# START OF Records for this exercise
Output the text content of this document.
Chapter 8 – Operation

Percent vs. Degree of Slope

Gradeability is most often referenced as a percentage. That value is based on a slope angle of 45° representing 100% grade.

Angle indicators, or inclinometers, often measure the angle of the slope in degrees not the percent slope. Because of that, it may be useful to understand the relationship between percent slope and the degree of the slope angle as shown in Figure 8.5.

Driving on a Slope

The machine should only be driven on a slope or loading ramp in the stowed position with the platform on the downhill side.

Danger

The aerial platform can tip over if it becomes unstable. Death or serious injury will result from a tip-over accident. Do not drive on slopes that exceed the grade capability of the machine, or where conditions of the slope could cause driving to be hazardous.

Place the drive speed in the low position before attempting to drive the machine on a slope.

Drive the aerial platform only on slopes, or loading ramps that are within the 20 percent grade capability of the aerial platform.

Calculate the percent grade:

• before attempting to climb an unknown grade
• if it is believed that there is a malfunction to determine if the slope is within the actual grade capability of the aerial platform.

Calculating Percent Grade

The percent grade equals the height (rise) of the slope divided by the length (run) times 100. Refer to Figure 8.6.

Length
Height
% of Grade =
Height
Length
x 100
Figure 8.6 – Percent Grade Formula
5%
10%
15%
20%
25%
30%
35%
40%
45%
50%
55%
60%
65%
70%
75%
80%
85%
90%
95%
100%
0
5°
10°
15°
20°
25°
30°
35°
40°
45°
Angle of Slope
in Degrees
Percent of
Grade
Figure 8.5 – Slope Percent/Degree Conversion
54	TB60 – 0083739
# END OF Records for this exercise
Challenge
From the records above, extract every line exactly as it stands.

Complete output
Output the text content of this document.
Chapter 8 – Operation

Percent vs. Degree of Slope

Gradeability is most often referenced as a percentage. That value is based on a slope angle of 45° representing 100% grade.

Angle indicators, or inclinometers, often measure the angle of the slope in degrees not the percent slope. Because of that, it may be useful to understand the relationship between percent slope and the degree of the slope angle as shown in Figure 8.5.

Driving on a Slope

The machine should only be driven on a slope or loading ramp in the stowed position with the platform on the downhill side.

Danger

The aerial platform can tip over if it becomes unstable. Death or serious injury will result from a tip-over accident. Do not drive on slopes that exceed the grade capability of the machine, or where conditions of the slope could cause driving to be hazardous.

Place the drive speed in the low position before attempting to drive the machine on a slope.

Drive the aerial platform only on slopes, or loading ramps that are within the 20 percent grade capability of the aerial platform.

Calculate the percent grade:

• before attempting to climb an unknown grade
• if it is believed that there is a malfunction to determine if the slope is within the actual grade capability of the aerial platform.

Calculating Percent Grade

The percent grade equals the height (rise) of the slope divided by the length (run) times 100. Refer to Figure 8.6.

Length
Height
% of Grade =
Height
Length
x 100
Figure 8.6 – Percent Grade Formula
5%
10%
15%
20%
25%
30%
35%
40%
45%
50%
55%
60%
65%
70%
75%
80%
85%
90%
95%
100%
0
5°
10°
15°
20°
25°
30°
35°
40°
45°
Angle of Slope
in Degrees
Percent of
Grade
Figure 8.5 – Slope Percent/Degree Conversion
54	TB60 – 0083739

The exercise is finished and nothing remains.